[Data items]

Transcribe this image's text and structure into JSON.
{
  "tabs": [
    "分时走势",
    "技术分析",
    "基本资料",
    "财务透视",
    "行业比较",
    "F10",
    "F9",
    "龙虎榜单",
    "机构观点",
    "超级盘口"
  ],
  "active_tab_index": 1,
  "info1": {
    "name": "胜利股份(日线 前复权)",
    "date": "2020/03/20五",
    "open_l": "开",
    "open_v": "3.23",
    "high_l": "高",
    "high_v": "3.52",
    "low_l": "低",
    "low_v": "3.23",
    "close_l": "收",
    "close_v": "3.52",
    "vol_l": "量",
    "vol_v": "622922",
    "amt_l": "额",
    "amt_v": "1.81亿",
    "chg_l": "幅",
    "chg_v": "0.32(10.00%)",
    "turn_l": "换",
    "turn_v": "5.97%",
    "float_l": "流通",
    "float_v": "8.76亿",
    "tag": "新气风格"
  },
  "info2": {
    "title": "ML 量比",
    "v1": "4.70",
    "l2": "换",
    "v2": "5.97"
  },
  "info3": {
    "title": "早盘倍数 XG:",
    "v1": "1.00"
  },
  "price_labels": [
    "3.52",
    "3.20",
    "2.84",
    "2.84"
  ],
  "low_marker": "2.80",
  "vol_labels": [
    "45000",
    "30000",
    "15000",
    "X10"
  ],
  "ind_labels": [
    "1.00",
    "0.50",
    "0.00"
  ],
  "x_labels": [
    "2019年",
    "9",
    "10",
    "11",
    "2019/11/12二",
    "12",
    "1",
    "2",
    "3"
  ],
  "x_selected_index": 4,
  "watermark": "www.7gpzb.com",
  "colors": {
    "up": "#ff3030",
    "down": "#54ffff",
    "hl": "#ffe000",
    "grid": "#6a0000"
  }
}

• [EXERCISE DESCRIPTION]
All of the entries above should be written out again exactly.

• [RESULT OF THE EXERCISE]
Transcribe this image's text and structure into JSON.
{
  "tabs": [
    "分时走势",
    "技术分析",
    "基本资料",
    "财务透视",
    "行业比较",
    "F10",
    "F9",
    "龙虎榜单",
    "机构观点",
    "超级盘口"
  ],
  "active_tab_index": 1,
  "info1": {
    "name": "胜利股份(日线 前复权)",
    "date": "2020/03/20五",
    "open_l": "开",
    "open_v": "3.23",
    "high_l": "高",
    "high_v": "3.52",
    "low_l": "低",
    "low_v": "3.23",
    "close_l": "收",
    "close_v": "3.52",
    "vol_l": "量",
    "vol_v": "622922",
    "amt_l": "额",
    "amt_v": "1.81亿",
    "chg_l": "幅",
    "chg_v": "0.32(10.00%)",
    "turn_l": "换",
    "turn_v": "5.97%",
    "float_l": "流通",
    "float_v": "8.76亿",
    "tag": "新气风格"
  },
  "info2": {
    "title": "ML 量比",
    "v1": "4.70",
    "l2": "换",
    "v2": "5.97"
  },
  "info3": {
    "title": "早盘倍数 XG:",
    "v1": "1.00"
  },
  "price_labels": [
    "3.52",
    "3.20",
    "2.84",
    "2.84"
  ],
  "low_marker": "2.80",
  "vol_labels": [
    "45000",
    "30000",
    "15000",
    "X10"
  ],
  "ind_labels": [
    "1.00",
    "0.50",
    "0.00"
  ],
  "x_labels": [
    "2019年",
    "9",
    "10",
    "11",
    "2019/11/12二",
    "12",
    "1",
    "2",
    "3"
  ],
  "x_selected_index": 4,
  "watermark": "www.7gpzb.com",
  "colors": {
    "up": "#ff3030",
    "down": "#54ffff",
    "hl": "#ffe000",
    "grid": "#6a0000"
  }
}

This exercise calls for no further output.